**WHAT THE TASK ASKS**
Look for the word "replied" in the entries below, then copy every line that has it.

**Part of a data file**
=-=-=

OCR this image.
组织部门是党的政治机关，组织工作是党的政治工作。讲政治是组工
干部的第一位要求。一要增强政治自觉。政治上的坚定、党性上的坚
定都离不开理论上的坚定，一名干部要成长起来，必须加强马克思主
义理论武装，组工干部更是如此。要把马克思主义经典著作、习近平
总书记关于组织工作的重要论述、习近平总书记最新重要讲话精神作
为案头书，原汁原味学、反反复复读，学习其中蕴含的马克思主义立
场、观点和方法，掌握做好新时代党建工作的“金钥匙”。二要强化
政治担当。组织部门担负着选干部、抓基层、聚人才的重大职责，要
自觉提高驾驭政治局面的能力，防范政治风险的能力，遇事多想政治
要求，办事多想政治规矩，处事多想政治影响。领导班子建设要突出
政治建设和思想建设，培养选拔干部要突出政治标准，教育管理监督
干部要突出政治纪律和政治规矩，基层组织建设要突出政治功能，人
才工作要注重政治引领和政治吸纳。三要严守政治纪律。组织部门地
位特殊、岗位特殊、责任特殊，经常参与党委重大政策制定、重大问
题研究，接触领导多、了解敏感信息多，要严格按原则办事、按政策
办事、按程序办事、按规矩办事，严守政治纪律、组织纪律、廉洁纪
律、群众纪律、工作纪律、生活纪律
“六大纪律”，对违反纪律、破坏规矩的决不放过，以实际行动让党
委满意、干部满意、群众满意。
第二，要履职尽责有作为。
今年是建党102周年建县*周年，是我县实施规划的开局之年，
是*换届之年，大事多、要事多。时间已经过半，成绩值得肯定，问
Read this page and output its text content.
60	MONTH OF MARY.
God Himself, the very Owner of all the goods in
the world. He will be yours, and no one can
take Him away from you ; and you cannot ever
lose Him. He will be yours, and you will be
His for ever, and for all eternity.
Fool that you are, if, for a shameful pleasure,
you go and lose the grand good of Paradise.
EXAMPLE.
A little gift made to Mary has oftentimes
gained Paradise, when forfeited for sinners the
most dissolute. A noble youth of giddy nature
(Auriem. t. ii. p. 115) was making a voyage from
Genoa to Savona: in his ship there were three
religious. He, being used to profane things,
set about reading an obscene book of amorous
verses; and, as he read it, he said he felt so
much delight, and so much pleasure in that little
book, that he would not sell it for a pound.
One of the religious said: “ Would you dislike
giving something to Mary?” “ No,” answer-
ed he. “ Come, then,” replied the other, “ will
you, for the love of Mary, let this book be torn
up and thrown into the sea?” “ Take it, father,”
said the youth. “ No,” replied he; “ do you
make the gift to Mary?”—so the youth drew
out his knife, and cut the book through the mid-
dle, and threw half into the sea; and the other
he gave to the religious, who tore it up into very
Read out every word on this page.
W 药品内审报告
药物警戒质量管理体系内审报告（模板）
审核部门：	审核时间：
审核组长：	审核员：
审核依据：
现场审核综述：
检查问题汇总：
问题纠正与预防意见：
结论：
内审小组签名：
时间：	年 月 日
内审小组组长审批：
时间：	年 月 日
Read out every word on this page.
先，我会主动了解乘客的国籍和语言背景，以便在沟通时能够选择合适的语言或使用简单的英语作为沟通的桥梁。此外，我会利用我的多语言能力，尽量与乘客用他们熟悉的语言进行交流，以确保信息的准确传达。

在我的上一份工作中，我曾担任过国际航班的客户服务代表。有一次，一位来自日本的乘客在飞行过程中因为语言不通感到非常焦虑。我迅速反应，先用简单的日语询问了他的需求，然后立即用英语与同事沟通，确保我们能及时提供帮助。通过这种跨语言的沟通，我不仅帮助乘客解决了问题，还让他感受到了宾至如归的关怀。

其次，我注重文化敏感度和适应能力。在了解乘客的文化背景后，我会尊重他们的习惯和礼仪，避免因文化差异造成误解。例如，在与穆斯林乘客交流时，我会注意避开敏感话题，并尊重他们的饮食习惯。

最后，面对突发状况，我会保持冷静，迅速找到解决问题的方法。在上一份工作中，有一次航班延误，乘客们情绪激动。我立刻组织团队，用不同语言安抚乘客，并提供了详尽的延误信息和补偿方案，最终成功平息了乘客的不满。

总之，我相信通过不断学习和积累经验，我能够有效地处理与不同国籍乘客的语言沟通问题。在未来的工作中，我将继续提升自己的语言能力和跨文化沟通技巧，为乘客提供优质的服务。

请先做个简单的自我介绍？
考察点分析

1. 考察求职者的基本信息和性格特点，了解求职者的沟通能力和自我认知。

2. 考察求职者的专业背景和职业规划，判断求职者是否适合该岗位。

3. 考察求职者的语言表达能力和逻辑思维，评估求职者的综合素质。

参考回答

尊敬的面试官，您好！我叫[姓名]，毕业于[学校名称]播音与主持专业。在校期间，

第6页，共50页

=-=-=

**SOLUTION FOR THIS EXERCISE**
ed he. “ Come, then,” replied the other, “ will
said the youth. “ No,” replied he; “ do you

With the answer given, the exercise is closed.